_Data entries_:
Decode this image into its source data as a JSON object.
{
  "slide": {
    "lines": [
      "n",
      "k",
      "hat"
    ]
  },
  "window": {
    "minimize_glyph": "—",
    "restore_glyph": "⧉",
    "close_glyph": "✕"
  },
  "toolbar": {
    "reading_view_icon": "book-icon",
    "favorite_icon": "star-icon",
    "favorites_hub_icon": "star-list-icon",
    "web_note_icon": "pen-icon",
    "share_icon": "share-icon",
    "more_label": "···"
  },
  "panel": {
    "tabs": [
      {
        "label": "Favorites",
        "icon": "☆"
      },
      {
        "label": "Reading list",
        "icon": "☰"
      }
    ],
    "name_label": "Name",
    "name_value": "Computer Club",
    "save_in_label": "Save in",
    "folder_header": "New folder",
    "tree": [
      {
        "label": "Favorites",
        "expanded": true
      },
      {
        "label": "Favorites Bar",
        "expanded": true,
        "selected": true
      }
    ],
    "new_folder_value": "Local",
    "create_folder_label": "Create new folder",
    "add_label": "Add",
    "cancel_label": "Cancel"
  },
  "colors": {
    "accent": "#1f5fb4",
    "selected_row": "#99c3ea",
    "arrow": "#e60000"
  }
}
---
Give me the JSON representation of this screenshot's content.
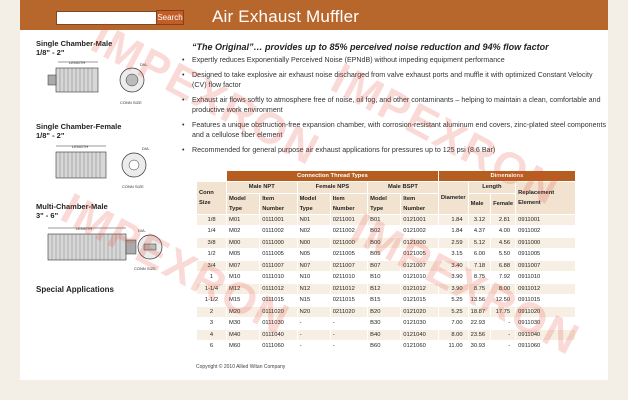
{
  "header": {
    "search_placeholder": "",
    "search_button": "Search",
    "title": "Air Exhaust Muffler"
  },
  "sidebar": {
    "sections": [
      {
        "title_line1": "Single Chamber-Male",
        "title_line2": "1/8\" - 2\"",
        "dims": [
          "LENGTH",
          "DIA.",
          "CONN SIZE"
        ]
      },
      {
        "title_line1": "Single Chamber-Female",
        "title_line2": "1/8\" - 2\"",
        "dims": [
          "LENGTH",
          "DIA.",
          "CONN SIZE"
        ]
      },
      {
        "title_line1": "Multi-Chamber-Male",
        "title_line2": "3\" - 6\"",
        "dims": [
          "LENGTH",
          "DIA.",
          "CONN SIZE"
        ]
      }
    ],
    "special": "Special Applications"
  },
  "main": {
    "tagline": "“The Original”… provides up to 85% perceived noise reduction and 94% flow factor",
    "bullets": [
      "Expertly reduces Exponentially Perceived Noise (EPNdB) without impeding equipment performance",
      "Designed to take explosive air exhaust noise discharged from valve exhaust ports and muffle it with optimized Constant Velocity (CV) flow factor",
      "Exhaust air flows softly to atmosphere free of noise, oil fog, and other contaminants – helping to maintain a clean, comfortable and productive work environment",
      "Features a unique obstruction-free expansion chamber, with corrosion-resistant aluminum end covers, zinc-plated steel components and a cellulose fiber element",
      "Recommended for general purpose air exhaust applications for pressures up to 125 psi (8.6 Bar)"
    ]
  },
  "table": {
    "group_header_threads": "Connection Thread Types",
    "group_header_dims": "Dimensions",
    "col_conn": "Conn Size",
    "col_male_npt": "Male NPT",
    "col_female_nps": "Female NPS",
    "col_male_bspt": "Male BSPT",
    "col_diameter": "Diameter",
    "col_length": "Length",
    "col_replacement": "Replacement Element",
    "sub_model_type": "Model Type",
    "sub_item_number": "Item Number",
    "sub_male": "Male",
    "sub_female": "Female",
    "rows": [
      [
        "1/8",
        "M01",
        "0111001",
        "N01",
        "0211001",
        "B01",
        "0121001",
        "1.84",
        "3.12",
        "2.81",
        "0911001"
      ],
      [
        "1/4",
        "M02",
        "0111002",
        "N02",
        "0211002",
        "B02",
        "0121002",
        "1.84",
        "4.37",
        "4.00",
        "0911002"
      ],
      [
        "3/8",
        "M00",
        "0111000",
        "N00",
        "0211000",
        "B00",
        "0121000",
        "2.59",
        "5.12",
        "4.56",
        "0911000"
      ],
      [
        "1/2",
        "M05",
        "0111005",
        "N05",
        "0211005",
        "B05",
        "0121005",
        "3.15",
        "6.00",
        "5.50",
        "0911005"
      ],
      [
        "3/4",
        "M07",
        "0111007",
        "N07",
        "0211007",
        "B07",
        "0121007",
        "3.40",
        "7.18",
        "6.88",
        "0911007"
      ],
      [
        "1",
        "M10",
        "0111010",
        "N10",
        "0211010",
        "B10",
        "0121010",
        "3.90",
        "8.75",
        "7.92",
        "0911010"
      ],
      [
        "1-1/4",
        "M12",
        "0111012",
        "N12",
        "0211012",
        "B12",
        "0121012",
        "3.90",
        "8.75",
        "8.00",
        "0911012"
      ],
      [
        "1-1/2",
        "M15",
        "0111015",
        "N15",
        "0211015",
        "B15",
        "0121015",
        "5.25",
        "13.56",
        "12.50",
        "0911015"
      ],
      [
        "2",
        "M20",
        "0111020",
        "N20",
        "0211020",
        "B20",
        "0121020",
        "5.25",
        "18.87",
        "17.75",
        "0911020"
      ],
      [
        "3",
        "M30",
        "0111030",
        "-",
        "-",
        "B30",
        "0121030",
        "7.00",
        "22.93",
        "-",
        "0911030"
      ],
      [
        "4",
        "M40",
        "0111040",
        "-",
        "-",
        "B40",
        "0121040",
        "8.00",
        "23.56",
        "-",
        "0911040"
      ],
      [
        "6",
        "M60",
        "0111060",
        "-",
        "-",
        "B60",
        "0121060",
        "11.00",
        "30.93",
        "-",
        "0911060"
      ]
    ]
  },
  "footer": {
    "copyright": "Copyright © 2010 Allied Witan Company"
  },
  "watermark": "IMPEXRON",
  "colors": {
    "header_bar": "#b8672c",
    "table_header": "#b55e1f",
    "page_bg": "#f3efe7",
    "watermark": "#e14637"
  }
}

_Written problem_: Using the records given above, list every line that includes the word "factor".

_Finished exercise_:
    "tagline": "“The Original”… provides up to 85% perceived noise reduction and 94% flow factor",
      "Designed to take explosive air exhaust noise discharged from valve exhaust ports and muffle it with optimized Constant Velocity (CV) flow factor",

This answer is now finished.